# DIRECTION
Copy out each line in the material below that has the word "frac".

# SOURCE MATERIAL
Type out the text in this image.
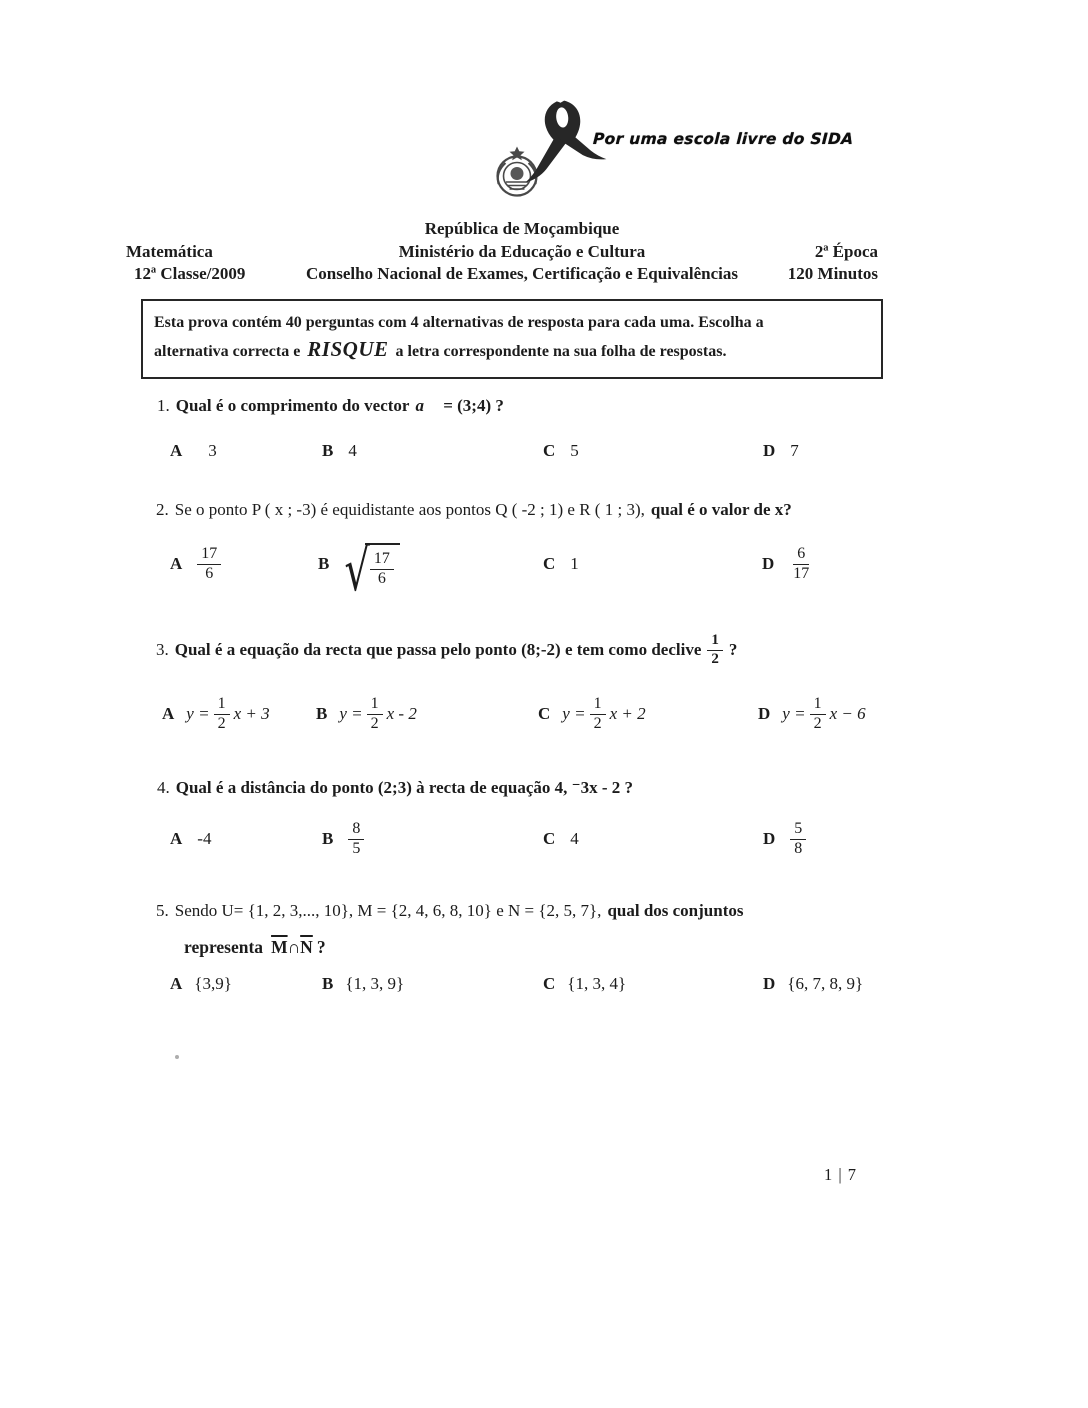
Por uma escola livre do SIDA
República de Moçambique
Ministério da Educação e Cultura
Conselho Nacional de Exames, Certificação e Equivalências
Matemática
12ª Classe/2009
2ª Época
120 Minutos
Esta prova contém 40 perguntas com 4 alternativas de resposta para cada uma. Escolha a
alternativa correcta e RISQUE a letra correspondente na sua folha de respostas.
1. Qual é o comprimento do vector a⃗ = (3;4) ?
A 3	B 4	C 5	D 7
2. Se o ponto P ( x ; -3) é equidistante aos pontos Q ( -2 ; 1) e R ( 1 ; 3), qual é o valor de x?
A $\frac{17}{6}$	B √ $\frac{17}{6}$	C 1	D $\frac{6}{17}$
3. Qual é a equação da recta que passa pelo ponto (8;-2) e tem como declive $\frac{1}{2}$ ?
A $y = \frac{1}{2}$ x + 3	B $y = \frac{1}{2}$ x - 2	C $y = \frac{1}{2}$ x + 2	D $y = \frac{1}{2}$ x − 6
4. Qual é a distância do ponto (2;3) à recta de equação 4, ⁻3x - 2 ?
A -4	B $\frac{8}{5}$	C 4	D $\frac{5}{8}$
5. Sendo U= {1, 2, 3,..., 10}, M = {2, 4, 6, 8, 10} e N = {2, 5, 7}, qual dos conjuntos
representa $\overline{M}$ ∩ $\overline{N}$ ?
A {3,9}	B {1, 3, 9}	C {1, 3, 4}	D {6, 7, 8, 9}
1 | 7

# SOLUTION BELOW
A $\frac{17}{6}$	B √ $\frac{17}{6}$	C 1	D $\frac{6}{17}$
3. Qual é a equação da recta que passa pelo ponto (8;-2) e tem como declive $\frac{1}{2}$ ?
A $y = \frac{1}{2}$ x + 3	B $y = \frac{1}{2}$ x - 2	C $y = \frac{1}{2}$ x + 2	D $y = \frac{1}{2}$ x − 6
A -4	B $\frac{8}{5}$	C 4	D $\frac{5}{8}$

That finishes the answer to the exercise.